WHAT THE EXERCISE ASKS
Present every line of the records below as a Markdown table with two columns, Row and Line. Number the lines and leave out any blank ones.

================

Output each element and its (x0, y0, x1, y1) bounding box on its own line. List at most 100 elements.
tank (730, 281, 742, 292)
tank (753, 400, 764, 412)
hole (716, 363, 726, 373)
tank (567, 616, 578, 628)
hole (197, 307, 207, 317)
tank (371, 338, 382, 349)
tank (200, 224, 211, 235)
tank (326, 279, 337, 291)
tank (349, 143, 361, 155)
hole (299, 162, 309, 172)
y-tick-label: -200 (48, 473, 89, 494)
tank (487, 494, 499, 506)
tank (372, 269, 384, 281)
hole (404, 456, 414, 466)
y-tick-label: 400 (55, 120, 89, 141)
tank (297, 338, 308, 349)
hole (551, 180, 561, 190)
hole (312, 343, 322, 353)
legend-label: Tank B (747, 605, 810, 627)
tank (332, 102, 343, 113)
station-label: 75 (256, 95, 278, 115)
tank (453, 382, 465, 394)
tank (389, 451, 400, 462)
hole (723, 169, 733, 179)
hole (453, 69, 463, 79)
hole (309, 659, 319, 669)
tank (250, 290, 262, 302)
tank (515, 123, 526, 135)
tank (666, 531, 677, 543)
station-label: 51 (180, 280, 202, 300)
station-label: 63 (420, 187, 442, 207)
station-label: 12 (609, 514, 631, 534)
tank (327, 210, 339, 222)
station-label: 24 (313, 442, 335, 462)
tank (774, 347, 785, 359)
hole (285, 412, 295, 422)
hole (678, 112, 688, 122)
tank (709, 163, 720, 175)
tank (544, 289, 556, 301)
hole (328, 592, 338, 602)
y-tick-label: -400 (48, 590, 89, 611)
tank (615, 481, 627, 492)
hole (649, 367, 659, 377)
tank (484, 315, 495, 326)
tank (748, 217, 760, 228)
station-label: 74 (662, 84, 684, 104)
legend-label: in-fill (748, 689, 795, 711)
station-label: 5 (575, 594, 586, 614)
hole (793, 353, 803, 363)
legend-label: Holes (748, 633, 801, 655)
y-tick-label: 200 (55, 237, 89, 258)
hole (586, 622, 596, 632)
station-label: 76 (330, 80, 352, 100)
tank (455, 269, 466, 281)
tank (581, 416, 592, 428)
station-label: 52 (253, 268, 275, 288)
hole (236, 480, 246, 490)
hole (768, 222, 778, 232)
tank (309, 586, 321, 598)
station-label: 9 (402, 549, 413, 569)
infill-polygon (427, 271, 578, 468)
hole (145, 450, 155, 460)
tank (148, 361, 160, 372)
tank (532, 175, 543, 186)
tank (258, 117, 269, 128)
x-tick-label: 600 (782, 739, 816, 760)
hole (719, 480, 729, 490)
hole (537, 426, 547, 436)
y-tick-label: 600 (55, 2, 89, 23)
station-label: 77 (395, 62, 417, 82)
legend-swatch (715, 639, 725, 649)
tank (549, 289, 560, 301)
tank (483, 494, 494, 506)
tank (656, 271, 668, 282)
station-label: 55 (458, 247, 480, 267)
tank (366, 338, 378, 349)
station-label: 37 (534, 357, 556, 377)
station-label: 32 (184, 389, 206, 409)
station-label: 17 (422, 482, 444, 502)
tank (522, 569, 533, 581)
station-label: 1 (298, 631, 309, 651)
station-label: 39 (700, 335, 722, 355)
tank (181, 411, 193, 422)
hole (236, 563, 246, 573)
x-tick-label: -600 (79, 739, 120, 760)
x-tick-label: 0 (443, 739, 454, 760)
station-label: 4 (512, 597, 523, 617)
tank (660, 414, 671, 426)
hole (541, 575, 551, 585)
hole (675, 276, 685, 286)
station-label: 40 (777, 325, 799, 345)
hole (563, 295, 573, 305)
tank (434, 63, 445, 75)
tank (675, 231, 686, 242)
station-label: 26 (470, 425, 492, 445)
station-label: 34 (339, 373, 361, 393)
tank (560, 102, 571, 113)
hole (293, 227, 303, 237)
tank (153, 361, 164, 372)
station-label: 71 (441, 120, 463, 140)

================

SOLUTION
| Row | Line |
|---|---|
| 1 | Output each element and its (x0, y0, x1, y1) bounding box on its own line. List at most 100 elements. |
| 2 | tank (730, 281, 742, 292) |
| 3 | tank (753, 400, 764, 412) |
| 4 | hole (716, 363, 726, 373) |
| 5 | tank (567, 616, 578, 628) |
| 6 | hole (197, 307, 207, 317) |
| 7 | tank (371, 338, 382, 349) |
| 8 | tank (200, 224, 211, 235) |
| 9 | tank (326, 279, 337, 291) |
| 10 | tank (349, 143, 361, 155) |
| 11 | hole (299, 162, 309, 172) |
| 12 | y-tick-label: -200 (48, 473, 89, 494) |
| 13 | tank (487, 494, 499, 506) |
| 14 | tank (372, 269, 384, 281) |
| 15 | hole (404, 456, 414, 466) |
| 16 | y-tick-label: 400 (55, 120, 89, 141) |
| 17 | tank (297, 338, 308, 349) |
| 18 | hole (551, 180, 561, 190) |
| 19 | hole (312, 343, 322, 353) |
| 20 | legend-label: Tank B (747, 605, 810, 627) |
| 21 | tank (332, 102, 343, 113) |
| 22 | station-label: 75 (256, 95, 278, 115) |
| 23 | tank (453, 382, 465, 394) |
| 24 | tank (389, 451, 400, 462) |
| 25 | hole (723, 169, 733, 179) |
| 26 | hole (453, 69, 463, 79) |
| 27 | hole (309, 659, 319, 669) |
| 28 | tank (250, 290, 262, 302) |
| 29 | tank (515, 123, 526, 135) |
| 30 | tank (666, 531, 677, 543) |
| 31 | station-label: 51 (180, 280, 202, 300) |
| 32 | station-label: 63 (420, 187, 442, 207) |
| 33 | station-label: 12 (609, 514, 631, 534) |
| 34 | tank (327, 210, 339, 222) |
| 35 | station-label: 24 (313, 442, 335, 462) |
| 36 | tank (774, 347, 785, 359) |
| 37 | hole (285, 412, 295, 422) |
| 38 | hole (678, 112, 688, 122) |
| 39 | tank (709, 163, 720, 175) |
| 40 | tank (544, 289, 556, 301) |
| 41 | hole (328, 592, 338, 602) |
| 42 | y-tick-label: -400 (48, 590, 89, 611) |
| 43 | tank (615, 481, 627, 492) |
| 44 | hole (649, 367, 659, 377) |
| 45 | tank (484, 315, 495, 326) |
| 46 | tank (748, 217, 760, 228) |
| 47 | station-label: 74 (662, 84, 684, 104) |
| 48 | legend-label: in-fill (748, 689, 795, 711) |
| 49 | station-label: 5 (575, 594, 586, 614) |
| 50 | hole (793, 353, 803, 363) |
| 51 | legend-label: Holes (748, 633, 801, 655) |
| 52 | y-tick-label: 200 (55, 237, 89, 258) |
| 53 | hole (586, 622, 596, 632) |
| 54 | station-label: 76 (330, 80, 352, 100) |
| 55 | tank (455, 269, 466, 281) |
| 56 | tank (581, 416, 592, 428) |
| 57 | station-label: 52 (253, 268, 275, 288) |
| 58 | hole (236, 480, 246, 490) |
| 59 | hole (768, 222, 778, 232) |
| 60 | tank (309, 586, 321, 598) |
| 61 | station-label: 9 (402, 549, 413, 569) |
| 62 | infill-polygon (427, 271, 578, 468) |
| 63 | hole (145, 450, 155, 460) |
| 64 | tank (148, 361, 160, 372) |
| 65 | tank (532, 175, 543, 186) |
| 66 | tank (258, 117, 269, 128) |
| 67 | x-tick-label: 600 (782, 739, 816, 760) |
| 68 | hole (719, 480, 729, 490) |
| 69 | hole (537, 426, 547, 436) |
| 70 | y-tick-label: 600 (55, 2, 89, 23) |
| 71 | station-label: 77 (395, 62, 417, 82) |
| 72 | legend-swatch (715, 639, 725, 649) |
| 73 | tank (549, 289, 560, 301) |
| 74 | tank (483, 494, 494, 506) |
| 75 | tank (656, 271, 668, 282) |
| 76 | station-label: 55 (458, 247, 480, 267) |
| 77 | tank (366, 338, 378, 349) |
| 78 | station-label: 37 (534, 357, 556, 377) |
| 79 | station-label: 32 (184, 389, 206, 409) |
| 80 | station-label: 17 (422, 482, 444, 502) |
| 81 | tank (522, 569, 533, 581) |
| 82 | station-label: 1 (298, 631, 309, 651) |
| 83 | station-label: 39 (700, 335, 722, 355) |
| 84 | tank (181, 411, 193, 422) |
| 85 | hole (236, 563, 246, 573) |
| 86 | x-tick-label: -600 (79, 739, 120, 760) |
| 87 | x-tick-label: 0 (443, 739, 454, 760) |
| 88 | station-label: 4 (512, 597, 523, 617) |
| 89 | tank (660, 414, 671, 426) |
| 90 | hole (541, 575, 551, 585) |
| 91 | hole (675, 276, 685, 286) |
| 92 | station-label: 40 (777, 325, 799, 345) |
| 93 | hole (563, 295, 573, 305) |
| 94 | tank (434, 63, 445, 75) |
| 95 | tank (675, 231, 686, 242) |
| 96 | station-label: 26 (470, 425, 492, 445) |
| 97 | station-label: 34 (339, 373, 361, 393) |
| 98 | tank (560, 102, 571, 113) |
| 99 | hole (293, 227, 303, 237) |
| 100 | tank (153, 361, 164, 372) |
| 101 | station-label: 71 (441, 120, 463, 140) |